Problem ::
Transcribe the records below exactly.

Material to process ::
- - - - - - -

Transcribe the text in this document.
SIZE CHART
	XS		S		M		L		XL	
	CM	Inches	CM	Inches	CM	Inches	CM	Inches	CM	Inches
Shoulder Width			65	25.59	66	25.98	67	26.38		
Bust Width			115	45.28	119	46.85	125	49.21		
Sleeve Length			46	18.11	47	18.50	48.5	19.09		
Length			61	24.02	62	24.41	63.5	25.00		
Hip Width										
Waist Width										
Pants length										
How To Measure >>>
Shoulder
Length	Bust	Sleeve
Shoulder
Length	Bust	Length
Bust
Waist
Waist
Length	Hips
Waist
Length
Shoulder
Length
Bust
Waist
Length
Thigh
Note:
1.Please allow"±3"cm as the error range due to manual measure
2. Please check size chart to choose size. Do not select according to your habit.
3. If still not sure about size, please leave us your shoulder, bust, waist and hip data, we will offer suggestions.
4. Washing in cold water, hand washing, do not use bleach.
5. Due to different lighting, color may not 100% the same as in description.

- - - - - - -

Expected answer ::
Transcribe the text in this document.
SIZE CHART
	XS		S		M		L		XL	
	CM	Inches	CM	Inches	CM	Inches	CM	Inches	CM	Inches
Shoulder Width			65	25.59	66	25.98	67	26.38		
Bust Width			115	45.28	119	46.85	125	49.21		
Sleeve Length			46	18.11	47	18.50	48.5	19.09		
Length			61	24.02	62	24.41	63.5	25.00		
Hip Width										
Waist Width										
Pants length										
How To Measure >>>
Shoulder
Length	Bust	Sleeve
Shoulder
Length	Bust	Length
Bust
Waist
Waist
Length	Hips
Waist
Length
Shoulder
Length
Bust
Waist
Length
Thigh
Note:
1.Please allow"±3"cm as the error range due to manual measure
2. Please check size chart to choose size. Do not select according to your habit.
3. If still not sure about size, please leave us your shoulder, bust, waist and hip data, we will offer suggestions.
4. Washing in cold water, hand washing, do not use bleach.
5. Due to different lighting, color may not 100% the same as in description.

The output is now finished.